WHAT THE EXERCISE ASKS: Wherever the word "true" appears in the entries, copy the whole line.

[START MATERIAL TO PROCESS]

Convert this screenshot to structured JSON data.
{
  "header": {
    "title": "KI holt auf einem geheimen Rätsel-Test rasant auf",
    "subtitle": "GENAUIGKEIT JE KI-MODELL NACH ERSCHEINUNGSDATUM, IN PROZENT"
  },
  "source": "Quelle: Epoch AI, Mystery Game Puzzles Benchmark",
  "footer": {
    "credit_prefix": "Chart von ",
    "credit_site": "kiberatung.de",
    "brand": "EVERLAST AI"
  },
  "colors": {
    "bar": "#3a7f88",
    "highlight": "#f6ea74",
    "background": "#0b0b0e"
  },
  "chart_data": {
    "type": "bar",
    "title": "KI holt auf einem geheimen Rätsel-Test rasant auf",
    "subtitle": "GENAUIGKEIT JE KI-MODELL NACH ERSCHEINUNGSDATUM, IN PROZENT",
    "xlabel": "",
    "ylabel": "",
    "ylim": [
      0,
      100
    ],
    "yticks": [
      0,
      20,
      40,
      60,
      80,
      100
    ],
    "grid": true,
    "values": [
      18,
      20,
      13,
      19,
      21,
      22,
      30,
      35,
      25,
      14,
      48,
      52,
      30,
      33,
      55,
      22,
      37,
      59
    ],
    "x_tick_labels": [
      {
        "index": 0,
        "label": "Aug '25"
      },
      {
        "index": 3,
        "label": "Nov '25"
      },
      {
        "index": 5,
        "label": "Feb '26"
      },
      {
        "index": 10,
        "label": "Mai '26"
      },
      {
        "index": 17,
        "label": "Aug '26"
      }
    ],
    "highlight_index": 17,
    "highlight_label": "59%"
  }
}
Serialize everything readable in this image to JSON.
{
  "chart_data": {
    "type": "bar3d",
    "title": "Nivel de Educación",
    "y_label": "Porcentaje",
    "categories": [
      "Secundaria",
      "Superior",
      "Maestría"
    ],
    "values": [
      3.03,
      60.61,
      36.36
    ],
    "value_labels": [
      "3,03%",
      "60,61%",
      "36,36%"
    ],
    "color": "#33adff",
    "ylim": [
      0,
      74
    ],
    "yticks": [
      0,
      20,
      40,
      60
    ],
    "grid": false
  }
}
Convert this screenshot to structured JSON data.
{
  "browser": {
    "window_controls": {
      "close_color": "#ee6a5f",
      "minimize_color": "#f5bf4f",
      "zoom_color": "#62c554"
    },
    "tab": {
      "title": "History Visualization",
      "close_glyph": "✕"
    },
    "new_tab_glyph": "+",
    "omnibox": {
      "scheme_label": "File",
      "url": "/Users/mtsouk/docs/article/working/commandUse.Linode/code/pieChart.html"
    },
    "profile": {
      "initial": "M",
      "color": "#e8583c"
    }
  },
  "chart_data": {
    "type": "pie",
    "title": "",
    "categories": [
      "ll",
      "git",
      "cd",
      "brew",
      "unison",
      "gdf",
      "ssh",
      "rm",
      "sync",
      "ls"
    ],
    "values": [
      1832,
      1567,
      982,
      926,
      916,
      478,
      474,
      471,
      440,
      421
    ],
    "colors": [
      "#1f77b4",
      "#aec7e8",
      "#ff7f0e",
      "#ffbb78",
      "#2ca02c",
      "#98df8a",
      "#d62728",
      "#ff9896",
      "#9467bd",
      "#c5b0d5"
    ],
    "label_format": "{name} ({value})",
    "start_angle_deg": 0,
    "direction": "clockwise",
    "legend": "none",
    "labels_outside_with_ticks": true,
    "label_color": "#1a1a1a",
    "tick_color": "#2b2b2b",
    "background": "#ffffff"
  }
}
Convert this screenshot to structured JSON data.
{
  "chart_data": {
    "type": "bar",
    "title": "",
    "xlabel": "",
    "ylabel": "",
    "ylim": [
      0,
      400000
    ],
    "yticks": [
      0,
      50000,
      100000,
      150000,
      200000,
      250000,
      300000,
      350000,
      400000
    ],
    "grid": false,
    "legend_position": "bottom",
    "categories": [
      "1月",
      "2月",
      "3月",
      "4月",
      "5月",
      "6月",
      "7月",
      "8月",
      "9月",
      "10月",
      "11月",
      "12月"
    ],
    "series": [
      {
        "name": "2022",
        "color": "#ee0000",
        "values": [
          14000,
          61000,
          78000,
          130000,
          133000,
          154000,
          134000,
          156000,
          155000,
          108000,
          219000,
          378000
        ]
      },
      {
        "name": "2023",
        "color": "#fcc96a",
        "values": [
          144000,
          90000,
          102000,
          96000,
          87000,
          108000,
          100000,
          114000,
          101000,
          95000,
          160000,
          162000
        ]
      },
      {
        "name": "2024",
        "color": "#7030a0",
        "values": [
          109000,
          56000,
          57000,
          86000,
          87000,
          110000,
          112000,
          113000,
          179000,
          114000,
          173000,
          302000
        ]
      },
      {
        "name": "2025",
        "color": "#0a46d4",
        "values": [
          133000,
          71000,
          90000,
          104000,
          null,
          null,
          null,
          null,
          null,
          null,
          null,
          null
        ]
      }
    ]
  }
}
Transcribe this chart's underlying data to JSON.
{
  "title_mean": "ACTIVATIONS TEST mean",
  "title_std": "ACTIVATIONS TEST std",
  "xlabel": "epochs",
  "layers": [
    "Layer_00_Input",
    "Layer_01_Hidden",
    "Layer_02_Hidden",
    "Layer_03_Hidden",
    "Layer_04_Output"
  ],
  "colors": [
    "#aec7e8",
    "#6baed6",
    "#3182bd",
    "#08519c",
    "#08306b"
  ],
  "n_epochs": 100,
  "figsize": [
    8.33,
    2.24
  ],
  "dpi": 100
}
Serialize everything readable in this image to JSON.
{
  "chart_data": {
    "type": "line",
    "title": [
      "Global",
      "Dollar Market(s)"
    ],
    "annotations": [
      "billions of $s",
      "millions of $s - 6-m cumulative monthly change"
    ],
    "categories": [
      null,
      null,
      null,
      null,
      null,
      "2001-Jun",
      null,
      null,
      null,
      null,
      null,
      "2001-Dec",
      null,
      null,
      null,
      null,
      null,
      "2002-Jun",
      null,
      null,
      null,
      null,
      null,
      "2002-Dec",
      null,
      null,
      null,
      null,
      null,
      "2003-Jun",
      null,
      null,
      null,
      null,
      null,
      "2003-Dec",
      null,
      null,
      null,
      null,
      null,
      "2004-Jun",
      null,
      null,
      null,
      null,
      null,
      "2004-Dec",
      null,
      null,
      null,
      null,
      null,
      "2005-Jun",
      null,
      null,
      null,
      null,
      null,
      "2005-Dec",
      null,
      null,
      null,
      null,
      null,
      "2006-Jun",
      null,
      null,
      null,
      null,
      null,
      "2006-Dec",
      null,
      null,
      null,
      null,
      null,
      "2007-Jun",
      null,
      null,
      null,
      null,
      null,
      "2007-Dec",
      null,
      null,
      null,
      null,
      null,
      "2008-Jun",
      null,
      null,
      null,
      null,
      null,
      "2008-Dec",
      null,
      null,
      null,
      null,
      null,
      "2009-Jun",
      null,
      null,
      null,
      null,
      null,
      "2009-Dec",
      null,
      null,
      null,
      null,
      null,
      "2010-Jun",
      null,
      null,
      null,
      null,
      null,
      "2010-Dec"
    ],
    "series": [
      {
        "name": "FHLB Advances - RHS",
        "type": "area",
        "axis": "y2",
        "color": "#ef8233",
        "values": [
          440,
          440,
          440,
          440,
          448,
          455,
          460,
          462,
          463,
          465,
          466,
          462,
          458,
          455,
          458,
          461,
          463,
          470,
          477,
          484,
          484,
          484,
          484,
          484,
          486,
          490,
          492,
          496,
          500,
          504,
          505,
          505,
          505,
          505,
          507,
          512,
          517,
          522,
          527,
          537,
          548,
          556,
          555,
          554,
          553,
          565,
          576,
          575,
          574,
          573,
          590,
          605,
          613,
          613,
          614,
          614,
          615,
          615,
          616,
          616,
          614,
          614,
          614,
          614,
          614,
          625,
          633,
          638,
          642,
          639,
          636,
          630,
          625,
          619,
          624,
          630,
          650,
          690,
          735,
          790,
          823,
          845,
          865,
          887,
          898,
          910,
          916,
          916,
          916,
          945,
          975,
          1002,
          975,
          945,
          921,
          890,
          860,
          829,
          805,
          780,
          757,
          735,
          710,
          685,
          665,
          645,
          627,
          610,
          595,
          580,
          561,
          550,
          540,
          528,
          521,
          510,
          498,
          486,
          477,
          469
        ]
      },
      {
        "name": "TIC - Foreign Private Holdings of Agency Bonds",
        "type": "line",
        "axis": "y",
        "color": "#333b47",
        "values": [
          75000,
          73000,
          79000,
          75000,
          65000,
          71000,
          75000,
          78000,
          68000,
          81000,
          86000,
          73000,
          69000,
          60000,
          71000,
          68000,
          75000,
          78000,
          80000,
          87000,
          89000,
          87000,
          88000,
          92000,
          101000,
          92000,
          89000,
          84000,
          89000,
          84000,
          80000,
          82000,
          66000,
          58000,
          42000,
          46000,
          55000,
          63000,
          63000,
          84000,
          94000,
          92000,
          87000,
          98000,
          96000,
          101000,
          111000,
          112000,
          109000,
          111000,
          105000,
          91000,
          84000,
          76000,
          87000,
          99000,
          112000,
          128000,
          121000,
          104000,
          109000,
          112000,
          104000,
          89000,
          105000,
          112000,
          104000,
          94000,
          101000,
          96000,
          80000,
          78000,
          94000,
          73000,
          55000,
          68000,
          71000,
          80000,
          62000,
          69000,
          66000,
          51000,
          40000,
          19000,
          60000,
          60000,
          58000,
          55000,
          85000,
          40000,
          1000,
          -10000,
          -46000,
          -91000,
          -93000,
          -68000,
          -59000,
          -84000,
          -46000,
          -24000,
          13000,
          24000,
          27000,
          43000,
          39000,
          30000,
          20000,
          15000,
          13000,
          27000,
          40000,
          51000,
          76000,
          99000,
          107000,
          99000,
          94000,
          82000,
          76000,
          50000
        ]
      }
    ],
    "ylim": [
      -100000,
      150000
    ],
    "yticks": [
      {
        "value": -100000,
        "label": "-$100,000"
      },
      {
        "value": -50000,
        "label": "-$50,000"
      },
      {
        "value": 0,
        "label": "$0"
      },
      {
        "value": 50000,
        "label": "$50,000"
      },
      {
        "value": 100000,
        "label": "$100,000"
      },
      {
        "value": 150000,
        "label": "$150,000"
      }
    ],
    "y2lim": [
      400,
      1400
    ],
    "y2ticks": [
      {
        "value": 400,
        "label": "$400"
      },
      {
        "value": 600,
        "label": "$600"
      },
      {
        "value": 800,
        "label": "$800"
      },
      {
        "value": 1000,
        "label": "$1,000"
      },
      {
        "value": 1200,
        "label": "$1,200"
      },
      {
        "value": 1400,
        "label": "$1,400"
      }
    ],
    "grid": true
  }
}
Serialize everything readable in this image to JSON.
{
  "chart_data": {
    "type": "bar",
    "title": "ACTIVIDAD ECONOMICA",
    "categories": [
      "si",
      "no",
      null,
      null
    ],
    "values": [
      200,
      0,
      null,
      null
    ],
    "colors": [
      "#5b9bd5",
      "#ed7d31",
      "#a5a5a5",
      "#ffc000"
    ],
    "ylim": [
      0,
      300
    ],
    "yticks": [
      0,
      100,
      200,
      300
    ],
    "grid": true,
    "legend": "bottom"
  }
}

[END MATERIAL TO PROCESS]

WRITTEN ANSWER:
    "grid": true,
    "labels_outside_with_ticks": true,
    "grid": true
    "grid": true,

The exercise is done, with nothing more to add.